──────── Data extract ────────
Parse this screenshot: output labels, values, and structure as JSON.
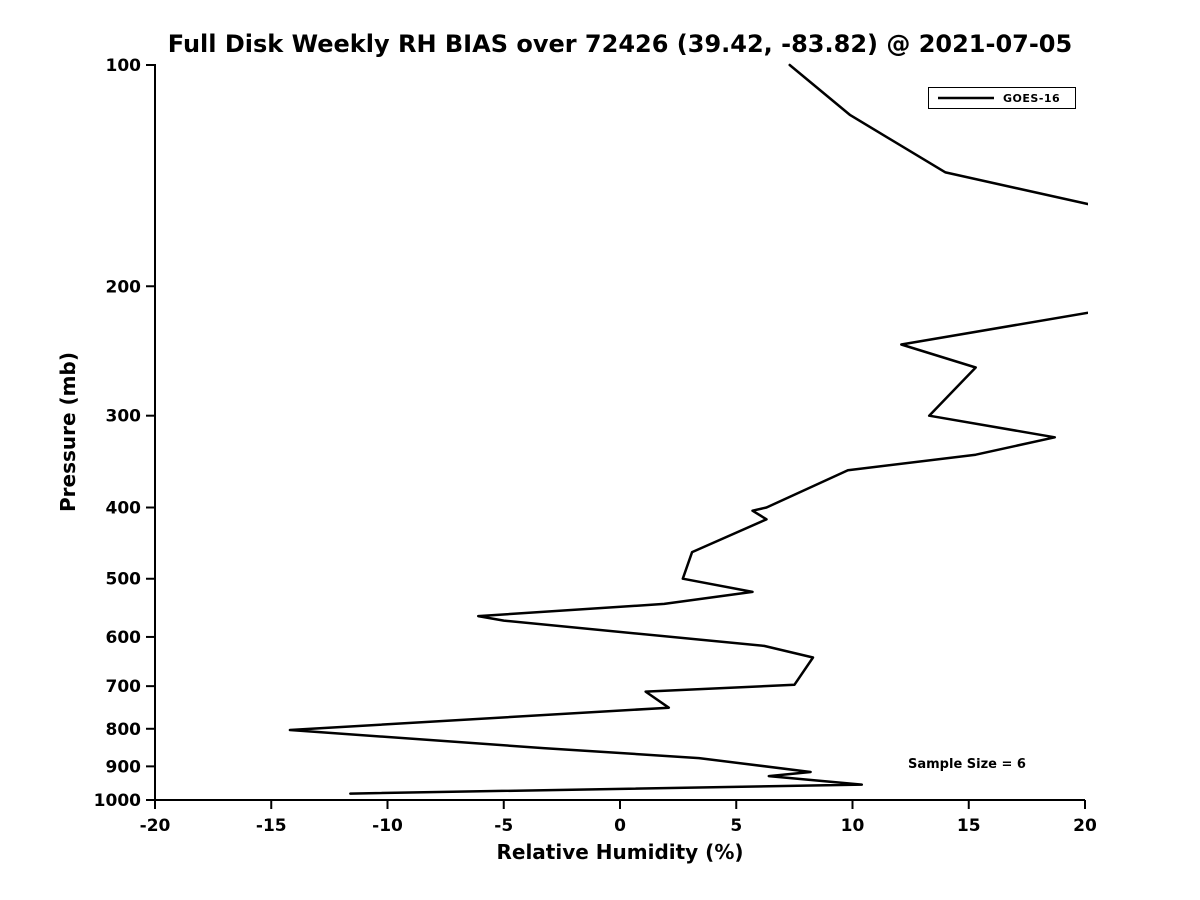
{
  "chart_data": {
    "type": "line",
    "title": "Full Disk Weekly RH BIAS over 72426 (39.42, -83.82) @ 2021-07-05",
    "xlabel": "Relative Humidity (%)",
    "ylabel": "Pressure (mb)",
    "xlim": [
      -20,
      20
    ],
    "ylim": [
      100,
      1000
    ],
    "yscale": "log",
    "y_inverted": true,
    "grid": false,
    "xticks": [
      -20,
      -15,
      -10,
      -5,
      0,
      5,
      10,
      15,
      20
    ],
    "yticks": [
      100,
      200,
      300,
      400,
      500,
      600,
      700,
      800,
      900,
      1000
    ],
    "legend_position": "top-right",
    "line_color": "#000000",
    "axis_color": "#000000",
    "background_color": "#ffffff",
    "series": [
      {
        "name": "GOES-16",
        "color": "#000000",
        "points_pressure_rh": [
          [
            100,
            7.3
          ],
          [
            117,
            9.9
          ],
          [
            140,
            14.0
          ],
          [
            170,
            26.0
          ],
          [
            215,
            21.0
          ],
          [
            240,
            12.1
          ],
          [
            258,
            15.3
          ],
          [
            300,
            13.3
          ],
          [
            321,
            18.7
          ],
          [
            339,
            15.3
          ],
          [
            356,
            9.8
          ],
          [
            400,
            6.3
          ],
          [
            404,
            5.7
          ],
          [
            415,
            6.3
          ],
          [
            460,
            3.1
          ],
          [
            500,
            2.7
          ],
          [
            521,
            5.7
          ],
          [
            541,
            1.9
          ],
          [
            562,
            -6.1
          ],
          [
            570,
            -5.0
          ],
          [
            617,
            6.2
          ],
          [
            640,
            8.3
          ],
          [
            697,
            7.5
          ],
          [
            712,
            1.1
          ],
          [
            749,
            2.1
          ],
          [
            803,
            -14.2
          ],
          [
            850,
            -3.3
          ],
          [
            877,
            3.4
          ],
          [
            916,
            8.2
          ],
          [
            928,
            6.4
          ],
          [
            953,
            10.4
          ],
          [
            980,
            -11.6
          ]
        ]
      }
    ],
    "annotations": [
      {
        "text": "Sample Size = 6",
        "x_rh": 12.5,
        "y_pressure": 905
      }
    ]
  }
}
────────
◆ Your goal:
Reproduce the whole listing exactly, but not the images in it.

◆ Written response:
Parse this screenshot: output labels, values, and structure as JSON.
{
  "chart_data": {
    "type": "line",
    "title": "Full Disk Weekly RH BIAS over 72426 (39.42, -83.82) @ 2021-07-05",
    "xlabel": "Relative Humidity (%)",
    "ylabel": "Pressure (mb)",
    "xlim": [
      -20,
      20
    ],
    "ylim": [
      100,
      1000
    ],
    "yscale": "log",
    "y_inverted": true,
    "grid": false,
    "xticks": [
      -20,
      -15,
      -10,
      -5,
      0,
      5,
      10,
      15,
      20
    ],
    "yticks": [
      100,
      200,
      300,
      400,
      500,
      600,
      700,
      800,
      900,
      1000
    ],
    "legend_position": "top-right",
    "line_color": "#000000",
    "axis_color": "#000000",
    "background_color": "#ffffff",
    "series": [
      {
        "name": "GOES-16",
        "color": "#000000",
        "points_pressure_rh": [
          [
            100,
            7.3
          ],
          [
            117,
            9.9
          ],
          [
            140,
            14.0
          ],
          [
            170,
            26.0
          ],
          [
            215,
            21.0
          ],
          [
            240,
            12.1
          ],
          [
            258,
            15.3
          ],
          [
            300,
            13.3
          ],
          [
            321,
            18.7
          ],
          [
            339,
            15.3
          ],
          [
            356,
            9.8
          ],
          [
            400,
            6.3
          ],
          [
            404,
            5.7
          ],
          [
            415,
            6.3
          ],
          [
            460,
            3.1
          ],
          [
            500,
            2.7
          ],
          [
            521,
            5.7
          ],
          [
            541,
            1.9
          ],
          [
            562,
            -6.1
          ],
          [
            570,
            -5.0
          ],
          [
            617,
            6.2
          ],
          [
            640,
            8.3
          ],
          [
            697,
            7.5
          ],
          [
            712,
            1.1
          ],
          [
            749,
            2.1
          ],
          [
            803,
            -14.2
          ],
          [
            850,
            -3.3
          ],
          [
            877,
            3.4
          ],
          [
            916,
            8.2
          ],
          [
            928,
            6.4
          ],
          [
            953,
            10.4
          ],
          [
            980,
            -11.6
          ]
        ]
      }
    ],
    "annotations": [
      {
        "text": "Sample Size = 6",
        "x_rh": 12.5,
        "y_pressure": 905
      }
    ]
  }
}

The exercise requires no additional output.